What is being asked:
Pick out the lines below that contain the string "more" and copy them all.

------ Input material

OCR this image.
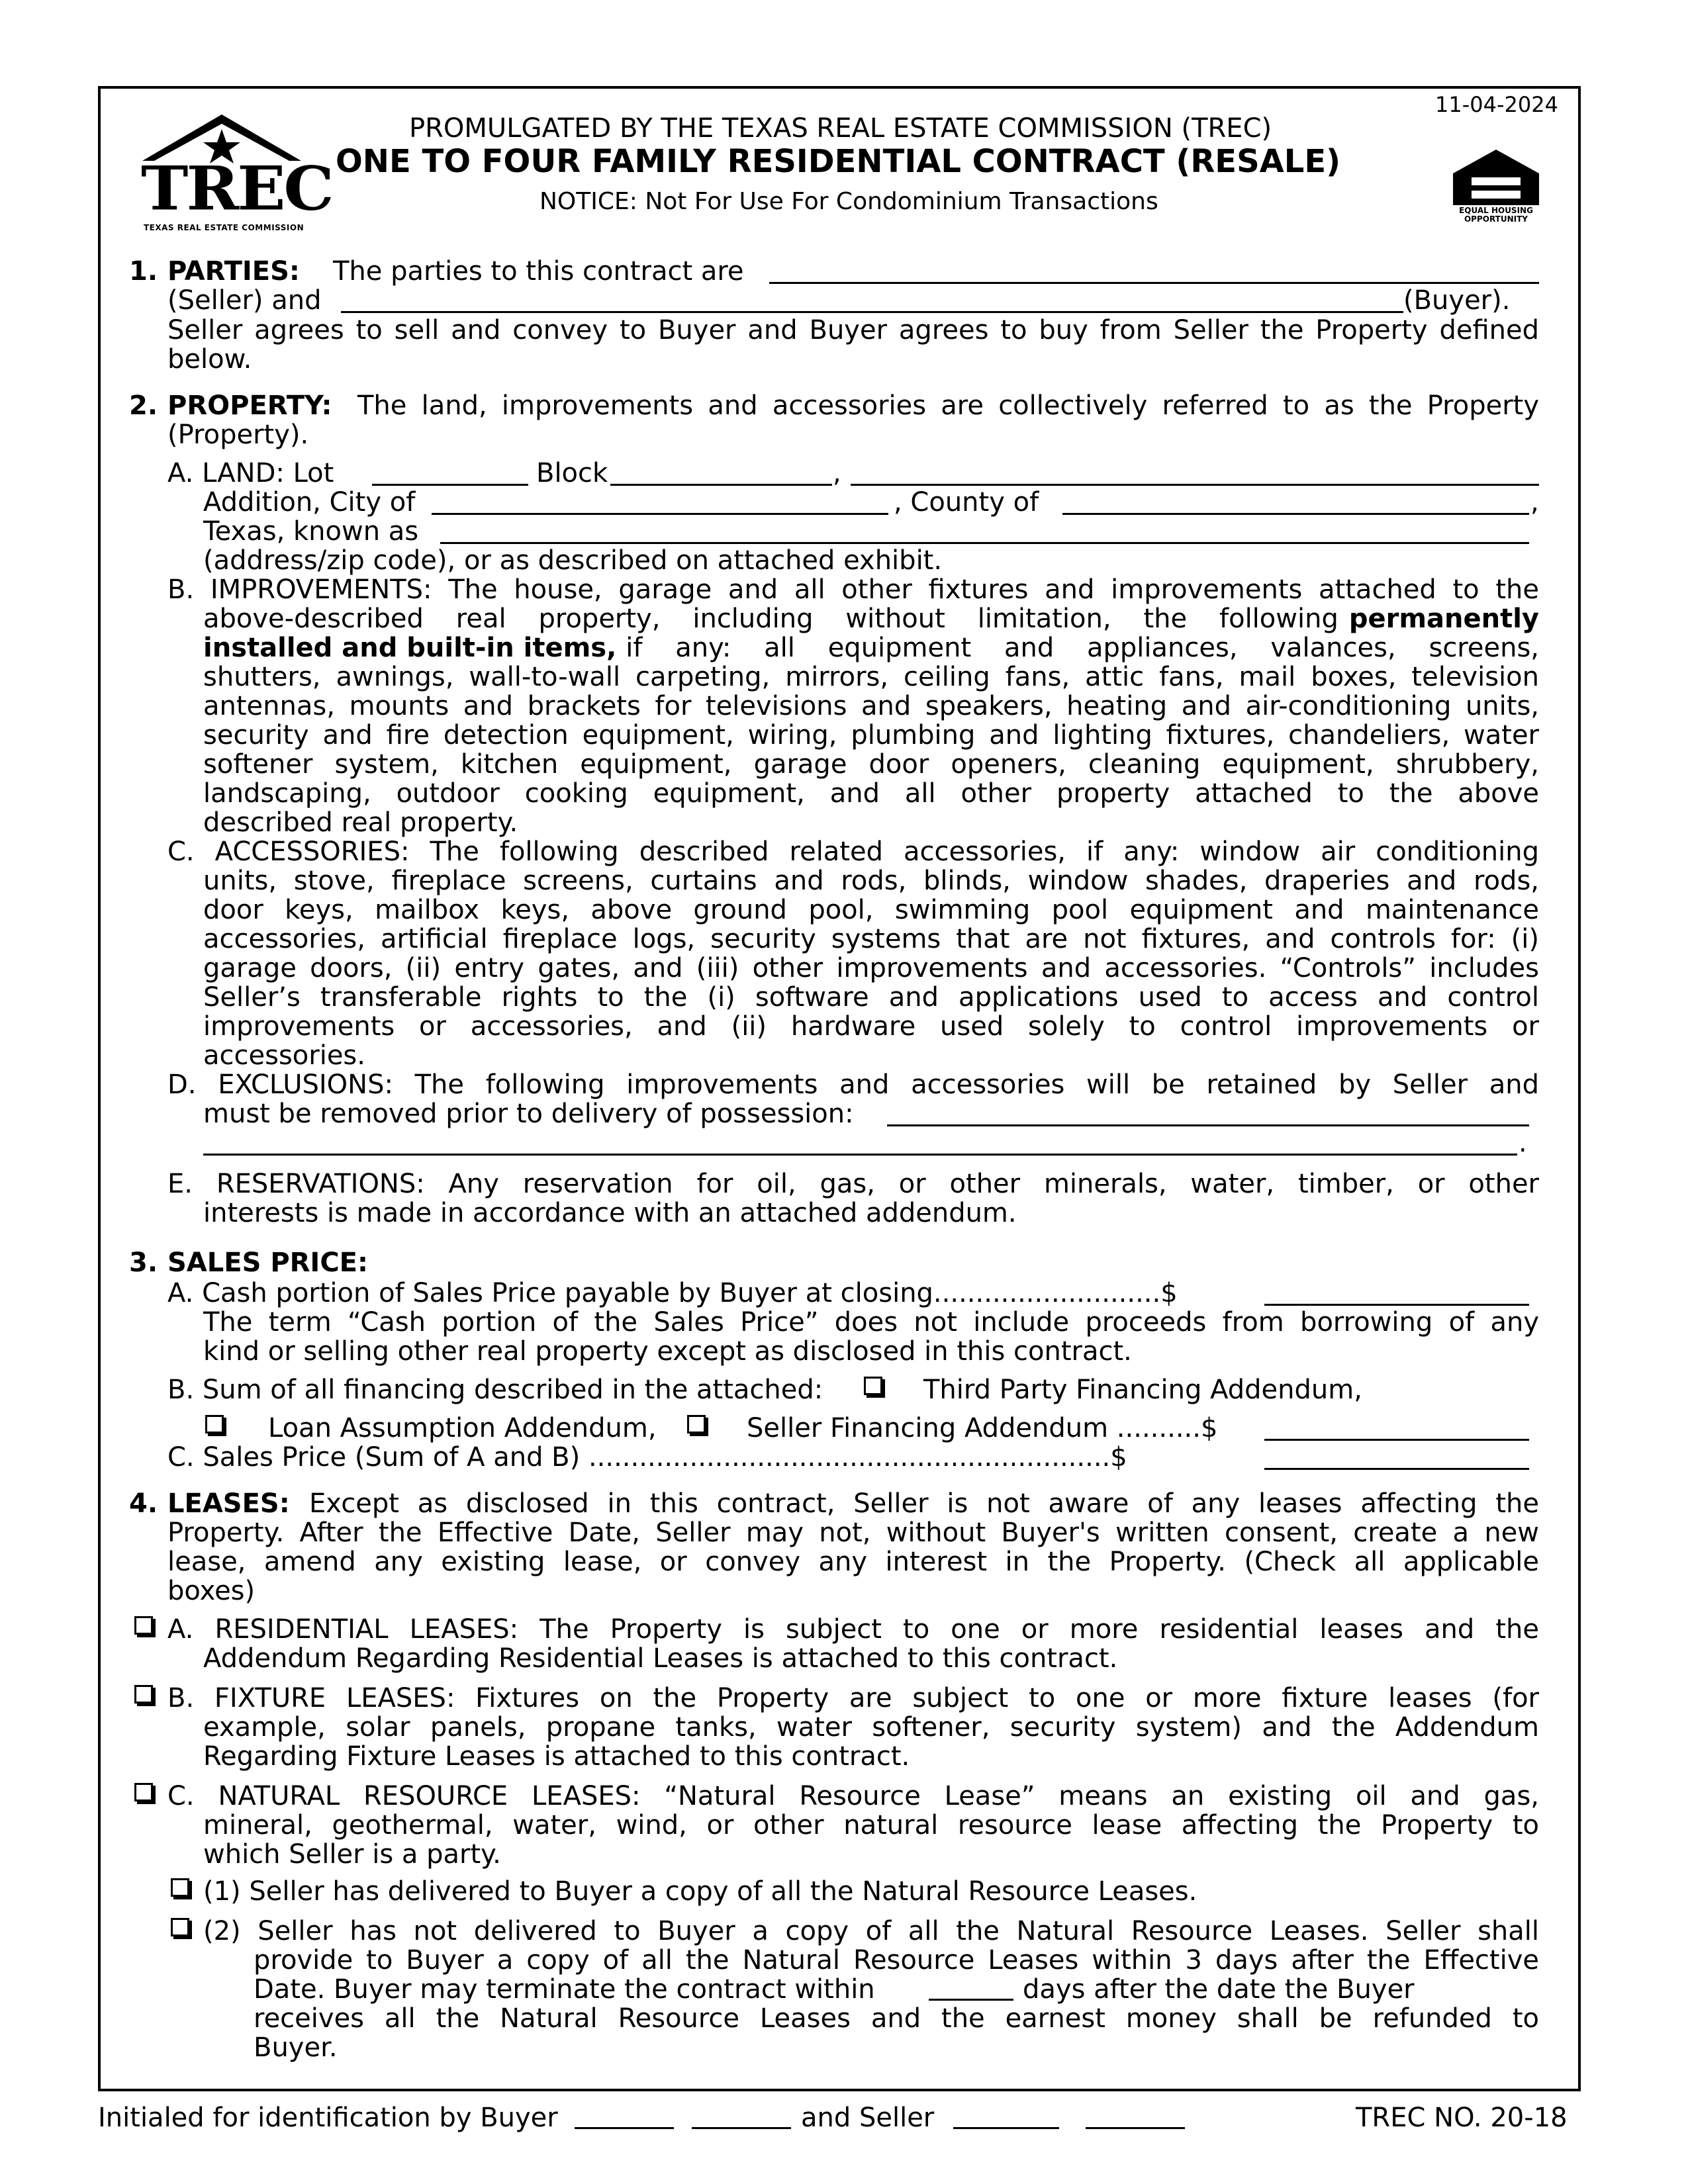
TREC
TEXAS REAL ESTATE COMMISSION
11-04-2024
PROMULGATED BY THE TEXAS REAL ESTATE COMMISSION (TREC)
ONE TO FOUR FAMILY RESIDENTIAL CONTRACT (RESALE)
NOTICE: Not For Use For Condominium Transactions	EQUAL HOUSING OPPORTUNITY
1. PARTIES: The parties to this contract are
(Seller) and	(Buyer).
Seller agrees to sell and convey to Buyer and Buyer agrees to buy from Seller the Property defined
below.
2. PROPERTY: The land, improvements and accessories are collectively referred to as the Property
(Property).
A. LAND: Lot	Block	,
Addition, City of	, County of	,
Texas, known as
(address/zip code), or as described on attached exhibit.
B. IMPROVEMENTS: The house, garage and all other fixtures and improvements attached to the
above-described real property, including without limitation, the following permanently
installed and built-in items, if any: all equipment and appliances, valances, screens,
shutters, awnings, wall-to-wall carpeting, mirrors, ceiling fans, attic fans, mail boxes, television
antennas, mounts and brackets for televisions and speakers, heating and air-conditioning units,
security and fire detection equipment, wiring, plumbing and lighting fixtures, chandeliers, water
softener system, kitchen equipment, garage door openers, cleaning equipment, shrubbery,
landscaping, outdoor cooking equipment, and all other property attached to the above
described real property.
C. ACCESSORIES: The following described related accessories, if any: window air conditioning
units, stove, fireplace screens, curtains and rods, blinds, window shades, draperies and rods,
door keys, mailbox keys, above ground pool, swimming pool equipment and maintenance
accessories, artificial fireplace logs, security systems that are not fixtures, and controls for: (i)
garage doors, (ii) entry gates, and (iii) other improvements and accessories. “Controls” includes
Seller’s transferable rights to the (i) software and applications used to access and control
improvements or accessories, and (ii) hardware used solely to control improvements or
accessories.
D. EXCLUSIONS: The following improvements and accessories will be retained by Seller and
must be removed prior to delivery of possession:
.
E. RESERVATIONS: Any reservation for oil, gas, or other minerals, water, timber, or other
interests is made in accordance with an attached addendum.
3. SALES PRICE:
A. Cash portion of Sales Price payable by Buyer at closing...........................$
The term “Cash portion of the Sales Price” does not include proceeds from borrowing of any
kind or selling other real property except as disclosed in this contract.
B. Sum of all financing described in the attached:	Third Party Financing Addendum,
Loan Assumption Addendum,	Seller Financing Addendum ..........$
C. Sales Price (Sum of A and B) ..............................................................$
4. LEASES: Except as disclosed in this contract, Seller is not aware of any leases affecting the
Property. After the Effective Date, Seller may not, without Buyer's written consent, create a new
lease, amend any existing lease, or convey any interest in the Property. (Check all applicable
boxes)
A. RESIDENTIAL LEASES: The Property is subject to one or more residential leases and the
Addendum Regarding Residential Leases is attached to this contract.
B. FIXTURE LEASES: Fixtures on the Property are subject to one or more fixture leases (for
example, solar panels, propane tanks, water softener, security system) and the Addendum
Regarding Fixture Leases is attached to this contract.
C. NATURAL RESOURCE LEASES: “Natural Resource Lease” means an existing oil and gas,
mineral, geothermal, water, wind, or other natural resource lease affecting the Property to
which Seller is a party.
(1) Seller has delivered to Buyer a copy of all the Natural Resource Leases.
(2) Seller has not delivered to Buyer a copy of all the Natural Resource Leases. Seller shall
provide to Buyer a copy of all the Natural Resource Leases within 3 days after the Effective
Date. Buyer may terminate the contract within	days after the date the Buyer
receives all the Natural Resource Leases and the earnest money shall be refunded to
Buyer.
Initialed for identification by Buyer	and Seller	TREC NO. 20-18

------------

Exercise output:
A. RESIDENTIAL LEASES: The Property is subject to one or more residential leases and the
B. FIXTURE LEASES: Fixtures on the Property are subject to one or more fixture leases (for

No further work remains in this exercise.